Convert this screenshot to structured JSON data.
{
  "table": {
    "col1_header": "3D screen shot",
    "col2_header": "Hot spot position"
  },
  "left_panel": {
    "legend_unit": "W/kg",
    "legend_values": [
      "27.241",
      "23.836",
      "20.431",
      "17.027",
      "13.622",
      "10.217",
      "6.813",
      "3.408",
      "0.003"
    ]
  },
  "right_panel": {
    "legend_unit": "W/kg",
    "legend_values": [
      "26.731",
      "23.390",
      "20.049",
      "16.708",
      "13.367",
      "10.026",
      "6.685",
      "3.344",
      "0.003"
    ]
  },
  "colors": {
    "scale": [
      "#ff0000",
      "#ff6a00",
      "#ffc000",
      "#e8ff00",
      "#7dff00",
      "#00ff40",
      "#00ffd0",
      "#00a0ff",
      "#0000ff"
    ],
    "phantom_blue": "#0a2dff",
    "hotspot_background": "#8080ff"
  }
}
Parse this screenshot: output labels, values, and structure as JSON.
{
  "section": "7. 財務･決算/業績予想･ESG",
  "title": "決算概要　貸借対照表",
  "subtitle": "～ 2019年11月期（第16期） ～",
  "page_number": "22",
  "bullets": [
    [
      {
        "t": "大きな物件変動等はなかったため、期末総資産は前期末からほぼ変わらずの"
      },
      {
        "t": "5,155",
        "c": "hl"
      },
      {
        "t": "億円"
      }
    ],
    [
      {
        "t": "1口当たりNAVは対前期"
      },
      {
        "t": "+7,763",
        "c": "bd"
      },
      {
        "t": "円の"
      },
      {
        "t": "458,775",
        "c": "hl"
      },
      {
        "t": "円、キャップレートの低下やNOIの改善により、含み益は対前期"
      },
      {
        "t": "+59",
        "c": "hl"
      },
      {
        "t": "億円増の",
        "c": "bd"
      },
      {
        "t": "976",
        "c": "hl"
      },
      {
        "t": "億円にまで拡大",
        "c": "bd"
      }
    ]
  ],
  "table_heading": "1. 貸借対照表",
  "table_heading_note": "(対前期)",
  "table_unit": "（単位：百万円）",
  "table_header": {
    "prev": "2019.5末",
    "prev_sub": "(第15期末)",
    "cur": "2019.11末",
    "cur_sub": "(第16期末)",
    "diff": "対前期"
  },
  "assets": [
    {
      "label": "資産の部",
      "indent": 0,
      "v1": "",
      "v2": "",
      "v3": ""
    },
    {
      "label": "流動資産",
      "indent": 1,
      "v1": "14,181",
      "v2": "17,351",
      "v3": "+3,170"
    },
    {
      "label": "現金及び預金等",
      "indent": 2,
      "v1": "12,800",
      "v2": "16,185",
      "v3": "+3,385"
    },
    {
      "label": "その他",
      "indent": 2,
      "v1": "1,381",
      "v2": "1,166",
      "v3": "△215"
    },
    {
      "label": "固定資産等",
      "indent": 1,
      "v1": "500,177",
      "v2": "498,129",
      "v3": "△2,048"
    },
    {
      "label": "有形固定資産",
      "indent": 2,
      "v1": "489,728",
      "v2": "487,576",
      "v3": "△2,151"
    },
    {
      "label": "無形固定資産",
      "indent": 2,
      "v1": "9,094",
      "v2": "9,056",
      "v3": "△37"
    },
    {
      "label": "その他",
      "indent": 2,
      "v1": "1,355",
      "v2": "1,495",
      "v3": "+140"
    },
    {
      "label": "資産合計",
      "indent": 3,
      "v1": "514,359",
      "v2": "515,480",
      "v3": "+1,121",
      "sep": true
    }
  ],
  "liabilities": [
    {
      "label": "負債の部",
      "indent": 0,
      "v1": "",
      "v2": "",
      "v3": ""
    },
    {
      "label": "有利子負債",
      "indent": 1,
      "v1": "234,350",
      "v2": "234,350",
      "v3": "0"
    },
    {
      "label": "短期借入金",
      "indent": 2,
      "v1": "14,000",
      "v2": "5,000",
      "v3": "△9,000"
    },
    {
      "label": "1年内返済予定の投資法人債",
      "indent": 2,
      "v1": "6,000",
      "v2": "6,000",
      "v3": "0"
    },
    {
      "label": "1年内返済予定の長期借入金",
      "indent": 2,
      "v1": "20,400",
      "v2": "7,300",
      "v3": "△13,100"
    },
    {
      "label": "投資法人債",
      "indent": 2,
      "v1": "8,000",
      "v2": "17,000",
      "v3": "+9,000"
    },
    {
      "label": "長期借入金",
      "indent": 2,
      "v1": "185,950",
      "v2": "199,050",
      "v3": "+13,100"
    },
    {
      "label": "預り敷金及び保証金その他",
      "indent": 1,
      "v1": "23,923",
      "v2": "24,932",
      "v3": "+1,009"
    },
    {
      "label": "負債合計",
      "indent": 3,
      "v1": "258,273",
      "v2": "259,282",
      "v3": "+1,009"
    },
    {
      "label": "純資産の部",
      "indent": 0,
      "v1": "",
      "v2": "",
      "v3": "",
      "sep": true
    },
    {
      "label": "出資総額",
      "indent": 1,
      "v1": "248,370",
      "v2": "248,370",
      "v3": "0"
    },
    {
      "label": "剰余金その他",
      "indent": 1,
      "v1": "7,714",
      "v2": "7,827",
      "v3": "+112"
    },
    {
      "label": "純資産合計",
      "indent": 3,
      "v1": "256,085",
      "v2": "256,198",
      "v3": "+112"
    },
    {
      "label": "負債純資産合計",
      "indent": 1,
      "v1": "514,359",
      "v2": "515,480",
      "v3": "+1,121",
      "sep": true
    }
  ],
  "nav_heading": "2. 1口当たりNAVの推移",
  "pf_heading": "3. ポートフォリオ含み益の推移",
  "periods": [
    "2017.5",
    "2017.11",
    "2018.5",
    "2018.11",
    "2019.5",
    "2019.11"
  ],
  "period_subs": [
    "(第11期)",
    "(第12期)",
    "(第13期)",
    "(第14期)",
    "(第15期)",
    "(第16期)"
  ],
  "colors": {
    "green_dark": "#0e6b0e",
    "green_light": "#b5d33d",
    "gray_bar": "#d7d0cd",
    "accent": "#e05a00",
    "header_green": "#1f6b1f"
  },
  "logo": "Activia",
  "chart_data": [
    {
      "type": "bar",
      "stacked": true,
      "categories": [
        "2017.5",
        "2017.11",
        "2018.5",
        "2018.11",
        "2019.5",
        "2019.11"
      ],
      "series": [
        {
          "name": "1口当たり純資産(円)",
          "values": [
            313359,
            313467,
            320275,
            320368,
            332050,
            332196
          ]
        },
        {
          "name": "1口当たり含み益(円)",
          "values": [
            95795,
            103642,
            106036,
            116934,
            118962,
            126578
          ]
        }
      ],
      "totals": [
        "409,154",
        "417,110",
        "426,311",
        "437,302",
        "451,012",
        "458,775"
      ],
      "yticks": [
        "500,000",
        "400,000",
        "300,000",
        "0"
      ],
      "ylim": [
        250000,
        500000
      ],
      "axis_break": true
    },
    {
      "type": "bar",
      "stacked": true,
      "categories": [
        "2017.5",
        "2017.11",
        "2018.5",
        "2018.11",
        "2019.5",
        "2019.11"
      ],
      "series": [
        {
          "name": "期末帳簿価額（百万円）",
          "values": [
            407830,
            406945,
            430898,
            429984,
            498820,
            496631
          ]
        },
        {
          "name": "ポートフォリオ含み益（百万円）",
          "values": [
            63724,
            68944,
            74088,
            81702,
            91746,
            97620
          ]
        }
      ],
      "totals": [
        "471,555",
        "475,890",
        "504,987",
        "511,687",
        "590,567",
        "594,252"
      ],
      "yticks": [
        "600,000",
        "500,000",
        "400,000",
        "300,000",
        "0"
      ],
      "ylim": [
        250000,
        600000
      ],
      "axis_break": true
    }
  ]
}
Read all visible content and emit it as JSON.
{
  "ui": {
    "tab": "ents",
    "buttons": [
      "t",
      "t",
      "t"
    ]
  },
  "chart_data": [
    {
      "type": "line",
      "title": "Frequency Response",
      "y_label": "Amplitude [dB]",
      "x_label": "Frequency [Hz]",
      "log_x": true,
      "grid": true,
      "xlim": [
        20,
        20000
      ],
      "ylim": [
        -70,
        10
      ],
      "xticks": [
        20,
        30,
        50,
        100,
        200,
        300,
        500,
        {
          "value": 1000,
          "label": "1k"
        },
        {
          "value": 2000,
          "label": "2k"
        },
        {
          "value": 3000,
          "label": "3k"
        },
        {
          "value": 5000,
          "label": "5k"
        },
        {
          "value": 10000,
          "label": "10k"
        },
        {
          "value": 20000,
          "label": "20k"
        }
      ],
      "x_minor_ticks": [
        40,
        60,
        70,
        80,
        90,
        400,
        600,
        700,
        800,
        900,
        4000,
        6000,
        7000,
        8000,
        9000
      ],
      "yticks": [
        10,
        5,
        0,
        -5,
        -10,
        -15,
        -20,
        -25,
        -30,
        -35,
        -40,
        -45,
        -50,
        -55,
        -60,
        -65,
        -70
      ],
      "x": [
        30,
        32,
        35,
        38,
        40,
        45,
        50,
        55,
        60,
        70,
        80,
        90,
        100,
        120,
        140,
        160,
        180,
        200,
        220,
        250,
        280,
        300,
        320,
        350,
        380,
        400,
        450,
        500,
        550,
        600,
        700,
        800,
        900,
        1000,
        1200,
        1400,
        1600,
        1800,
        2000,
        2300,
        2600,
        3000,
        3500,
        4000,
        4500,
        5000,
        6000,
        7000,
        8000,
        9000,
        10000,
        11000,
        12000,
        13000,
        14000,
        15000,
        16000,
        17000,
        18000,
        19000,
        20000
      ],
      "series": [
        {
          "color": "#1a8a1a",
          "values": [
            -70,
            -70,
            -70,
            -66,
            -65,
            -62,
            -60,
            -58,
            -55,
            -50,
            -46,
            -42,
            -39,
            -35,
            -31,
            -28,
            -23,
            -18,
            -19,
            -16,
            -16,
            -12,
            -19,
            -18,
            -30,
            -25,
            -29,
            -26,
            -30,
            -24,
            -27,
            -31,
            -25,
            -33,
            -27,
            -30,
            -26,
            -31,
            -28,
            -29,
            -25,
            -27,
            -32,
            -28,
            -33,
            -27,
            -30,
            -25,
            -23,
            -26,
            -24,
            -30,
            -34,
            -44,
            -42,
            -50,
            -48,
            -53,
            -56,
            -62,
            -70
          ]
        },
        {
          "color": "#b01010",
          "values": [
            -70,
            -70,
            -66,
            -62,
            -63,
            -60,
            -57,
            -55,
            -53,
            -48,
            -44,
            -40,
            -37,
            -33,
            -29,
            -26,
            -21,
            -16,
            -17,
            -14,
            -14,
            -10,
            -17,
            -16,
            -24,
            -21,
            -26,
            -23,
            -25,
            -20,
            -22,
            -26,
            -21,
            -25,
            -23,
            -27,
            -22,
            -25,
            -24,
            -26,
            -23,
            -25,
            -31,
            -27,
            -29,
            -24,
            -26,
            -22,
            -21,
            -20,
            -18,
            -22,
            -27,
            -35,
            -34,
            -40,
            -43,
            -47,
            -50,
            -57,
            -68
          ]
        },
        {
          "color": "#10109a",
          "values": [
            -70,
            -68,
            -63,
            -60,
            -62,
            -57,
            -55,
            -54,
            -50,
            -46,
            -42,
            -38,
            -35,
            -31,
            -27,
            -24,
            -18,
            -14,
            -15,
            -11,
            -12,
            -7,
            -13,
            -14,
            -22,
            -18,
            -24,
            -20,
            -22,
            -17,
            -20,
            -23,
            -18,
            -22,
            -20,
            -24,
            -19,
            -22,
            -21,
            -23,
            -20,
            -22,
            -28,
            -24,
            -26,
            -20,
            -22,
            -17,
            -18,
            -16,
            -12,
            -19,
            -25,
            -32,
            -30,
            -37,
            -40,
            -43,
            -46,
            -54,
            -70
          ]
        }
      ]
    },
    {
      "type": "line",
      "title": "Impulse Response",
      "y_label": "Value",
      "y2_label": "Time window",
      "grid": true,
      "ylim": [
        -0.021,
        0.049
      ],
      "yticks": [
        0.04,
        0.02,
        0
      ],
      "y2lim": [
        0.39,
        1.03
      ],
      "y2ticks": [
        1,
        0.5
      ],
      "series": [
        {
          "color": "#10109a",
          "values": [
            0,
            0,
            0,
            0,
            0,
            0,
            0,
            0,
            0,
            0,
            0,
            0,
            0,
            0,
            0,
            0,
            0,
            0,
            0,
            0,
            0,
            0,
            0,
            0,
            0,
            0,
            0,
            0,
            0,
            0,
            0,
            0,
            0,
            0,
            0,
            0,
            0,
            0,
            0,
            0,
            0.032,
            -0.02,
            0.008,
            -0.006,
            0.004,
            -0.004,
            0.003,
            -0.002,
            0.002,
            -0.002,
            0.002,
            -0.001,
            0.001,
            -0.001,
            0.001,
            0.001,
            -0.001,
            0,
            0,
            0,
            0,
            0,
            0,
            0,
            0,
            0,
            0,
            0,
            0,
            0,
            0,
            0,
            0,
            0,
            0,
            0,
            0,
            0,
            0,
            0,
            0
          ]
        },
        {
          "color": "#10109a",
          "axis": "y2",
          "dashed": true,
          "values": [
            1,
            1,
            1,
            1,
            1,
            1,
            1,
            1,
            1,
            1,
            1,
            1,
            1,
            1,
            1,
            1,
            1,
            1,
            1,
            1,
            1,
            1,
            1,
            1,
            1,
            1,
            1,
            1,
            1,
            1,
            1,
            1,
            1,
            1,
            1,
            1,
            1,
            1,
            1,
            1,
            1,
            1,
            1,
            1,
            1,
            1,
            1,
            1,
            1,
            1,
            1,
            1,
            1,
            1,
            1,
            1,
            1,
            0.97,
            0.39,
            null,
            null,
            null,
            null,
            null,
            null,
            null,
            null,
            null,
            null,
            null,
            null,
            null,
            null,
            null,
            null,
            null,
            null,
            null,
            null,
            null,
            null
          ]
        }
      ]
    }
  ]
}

————————

» **Problem to solve**
Identify which lines contain the word "name" and copy each one.

» **Response**
          "name": "1口当たり純資産(円)",
          "name": "1口当たり含み益(円)",
          "name": "期末帳簿価額（百万円）",
          "name": "ポートフォリオ含み益（百万円）",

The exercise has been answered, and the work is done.